**The request:** Output an exact reproduction of the data.

[Data entries for graphics]
[BEGIN]
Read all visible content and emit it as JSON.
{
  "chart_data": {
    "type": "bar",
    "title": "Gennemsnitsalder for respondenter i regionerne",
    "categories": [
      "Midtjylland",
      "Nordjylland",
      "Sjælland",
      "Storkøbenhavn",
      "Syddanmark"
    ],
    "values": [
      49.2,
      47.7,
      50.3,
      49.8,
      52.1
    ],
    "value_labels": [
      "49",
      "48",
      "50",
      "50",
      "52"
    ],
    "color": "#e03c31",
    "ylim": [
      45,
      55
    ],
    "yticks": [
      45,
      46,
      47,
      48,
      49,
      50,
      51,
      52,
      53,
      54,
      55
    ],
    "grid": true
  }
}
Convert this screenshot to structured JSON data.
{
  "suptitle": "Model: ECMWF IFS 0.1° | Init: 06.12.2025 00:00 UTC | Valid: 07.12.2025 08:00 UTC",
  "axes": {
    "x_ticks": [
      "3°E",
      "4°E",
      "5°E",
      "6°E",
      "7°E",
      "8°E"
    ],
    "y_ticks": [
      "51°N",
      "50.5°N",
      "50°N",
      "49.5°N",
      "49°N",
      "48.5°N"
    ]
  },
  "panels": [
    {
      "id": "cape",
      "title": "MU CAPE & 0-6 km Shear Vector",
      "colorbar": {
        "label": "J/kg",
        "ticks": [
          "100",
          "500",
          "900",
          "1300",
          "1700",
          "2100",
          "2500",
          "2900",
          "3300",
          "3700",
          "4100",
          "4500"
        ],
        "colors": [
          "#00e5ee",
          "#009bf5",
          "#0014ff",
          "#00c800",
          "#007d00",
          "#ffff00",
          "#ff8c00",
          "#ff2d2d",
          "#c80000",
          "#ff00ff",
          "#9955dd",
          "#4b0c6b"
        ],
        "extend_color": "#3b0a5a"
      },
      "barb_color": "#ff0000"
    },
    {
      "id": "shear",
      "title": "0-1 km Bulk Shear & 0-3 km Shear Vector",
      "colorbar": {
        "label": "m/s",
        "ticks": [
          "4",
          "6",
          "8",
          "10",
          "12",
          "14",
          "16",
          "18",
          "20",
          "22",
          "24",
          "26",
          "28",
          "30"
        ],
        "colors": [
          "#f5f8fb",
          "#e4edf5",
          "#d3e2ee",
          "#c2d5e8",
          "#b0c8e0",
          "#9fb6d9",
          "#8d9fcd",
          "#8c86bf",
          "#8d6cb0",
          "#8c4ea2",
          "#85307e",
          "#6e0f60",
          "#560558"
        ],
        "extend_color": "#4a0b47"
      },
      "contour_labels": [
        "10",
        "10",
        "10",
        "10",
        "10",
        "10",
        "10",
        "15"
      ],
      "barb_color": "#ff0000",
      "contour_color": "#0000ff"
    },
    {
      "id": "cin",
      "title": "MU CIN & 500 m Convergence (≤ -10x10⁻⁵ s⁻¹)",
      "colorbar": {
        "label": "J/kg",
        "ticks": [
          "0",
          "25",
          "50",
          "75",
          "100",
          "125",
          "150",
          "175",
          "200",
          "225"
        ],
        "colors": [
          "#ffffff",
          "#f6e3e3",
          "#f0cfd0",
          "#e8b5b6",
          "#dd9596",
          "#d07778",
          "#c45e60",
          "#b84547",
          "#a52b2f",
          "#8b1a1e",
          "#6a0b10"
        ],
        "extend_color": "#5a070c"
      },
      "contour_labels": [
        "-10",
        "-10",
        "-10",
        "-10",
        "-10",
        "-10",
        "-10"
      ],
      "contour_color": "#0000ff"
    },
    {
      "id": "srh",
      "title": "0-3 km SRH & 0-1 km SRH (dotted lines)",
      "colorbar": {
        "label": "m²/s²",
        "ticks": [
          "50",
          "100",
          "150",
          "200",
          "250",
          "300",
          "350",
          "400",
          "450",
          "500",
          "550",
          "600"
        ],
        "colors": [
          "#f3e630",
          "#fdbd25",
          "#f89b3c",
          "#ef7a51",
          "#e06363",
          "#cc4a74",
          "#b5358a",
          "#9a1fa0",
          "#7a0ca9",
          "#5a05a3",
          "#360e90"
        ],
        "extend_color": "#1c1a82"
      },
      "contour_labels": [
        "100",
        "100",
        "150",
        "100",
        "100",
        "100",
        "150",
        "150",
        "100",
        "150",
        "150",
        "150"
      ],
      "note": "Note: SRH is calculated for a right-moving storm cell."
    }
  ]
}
[END]
**Solution:**
Read all visible content and emit it as JSON.
{
  "chart_data": {
    "type": "bar",
    "title": "Gennemsnitsalder for respondenter i regionerne",
    "categories": [
      "Midtjylland",
      "Nordjylland",
      "Sjælland",
      "Storkøbenhavn",
      "Syddanmark"
    ],
    "values": [
      49.2,
      47.7,
      50.3,
      49.8,
      52.1
    ],
    "value_labels": [
      "49",
      "48",
      "50",
      "50",
      "52"
    ],
    "color": "#e03c31",
    "ylim": [
      45,
      55
    ],
    "yticks": [
      45,
      46,
      47,
      48,
      49,
      50,
      51,
      52,
      53,
      54,
      55
    ],
    "grid": true
  }
}
Convert this screenshot to structured JSON data.
{
  "suptitle": "Model: ECMWF IFS 0.1° | Init: 06.12.2025 00:00 UTC | Valid: 07.12.2025 08:00 UTC",
  "axes": {
    "x_ticks": [
      "3°E",
      "4°E",
      "5°E",
      "6°E",
      "7°E",
      "8°E"
    ],
    "y_ticks": [
      "51°N",
      "50.5°N",
      "50°N",
      "49.5°N",
      "49°N",
      "48.5°N"
    ]
  },
  "panels": [
    {
      "id": "cape",
      "title": "MU CAPE & 0-6 km Shear Vector",
      "colorbar": {
        "label": "J/kg",
        "ticks": [
          "100",
          "500",
          "900",
          "1300",
          "1700",
          "2100",
          "2500",
          "2900",
          "3300",
          "3700",
          "4100",
          "4500"
        ],
        "colors": [
          "#00e5ee",
          "#009bf5",
          "#0014ff",
          "#00c800",
          "#007d00",
          "#ffff00",
          "#ff8c00",
          "#ff2d2d",
          "#c80000",
          "#ff00ff",
          "#9955dd",
          "#4b0c6b"
        ],
        "extend_color": "#3b0a5a"
      },
      "barb_color": "#ff0000"
    },
    {
      "id": "shear",
      "title": "0-1 km Bulk Shear & 0-3 km Shear Vector",
      "colorbar": {
        "label": "m/s",
        "ticks": [
          "4",
          "6",
          "8",
          "10",
          "12",
          "14",
          "16",
          "18",
          "20",
          "22",
          "24",
          "26",
          "28",
          "30"
        ],
        "colors": [
          "#f5f8fb",
          "#e4edf5",
          "#d3e2ee",
          "#c2d5e8",
          "#b0c8e0",
          "#9fb6d9",
          "#8d9fcd",
          "#8c86bf",
          "#8d6cb0",
          "#8c4ea2",
          "#85307e",
          "#6e0f60",
          "#560558"
        ],
        "extend_color": "#4a0b47"
      },
      "contour_labels": [
        "10",
        "10",
        "10",
        "10",
        "10",
        "10",
        "10",
        "15"
      ],
      "barb_color": "#ff0000",
      "contour_color": "#0000ff"
    },
    {
      "id": "cin",
      "title": "MU CIN & 500 m Convergence (≤ -10x10⁻⁵ s⁻¹)",
      "colorbar": {
        "label": "J/kg",
        "ticks": [
          "0",
          "25",
          "50",
          "75",
          "100",
          "125",
          "150",
          "175",
          "200",
          "225"
        ],
        "colors": [
          "#ffffff",
          "#f6e3e3",
          "#f0cfd0",
          "#e8b5b6",
          "#dd9596",
          "#d07778",
          "#c45e60",
          "#b84547",
          "#a52b2f",
          "#8b1a1e",
          "#6a0b10"
        ],
        "extend_color": "#5a070c"
      },
      "contour_labels": [
        "-10",
        "-10",
        "-10",
        "-10",
        "-10",
        "-10",
        "-10"
      ],
      "contour_color": "#0000ff"
    },
    {
      "id": "srh",
      "title": "0-3 km SRH & 0-1 km SRH (dotted lines)",
      "colorbar": {
        "label": "m²/s²",
        "ticks": [
          "50",
          "100",
          "150",
          "200",
          "250",
          "300",
          "350",
          "400",
          "450",
          "500",
          "550",
          "600"
        ],
        "colors": [
          "#f3e630",
          "#fdbd25",
          "#f89b3c",
          "#ef7a51",
          "#e06363",
          "#cc4a74",
          "#b5358a",
          "#9a1fa0",
          "#7a0ca9",
          "#5a05a3",
          "#360e90"
        ],
        "extend_color": "#1c1a82"
      },
      "contour_labels": [
        "100",
        "100",
        "150",
        "100",
        "100",
        "100",
        "150",
        "150",
        "100",
        "150",
        "150",
        "150"
      ],
      "note": "Note: SRH is calculated for a right-moving storm cell."
    }
  ]
}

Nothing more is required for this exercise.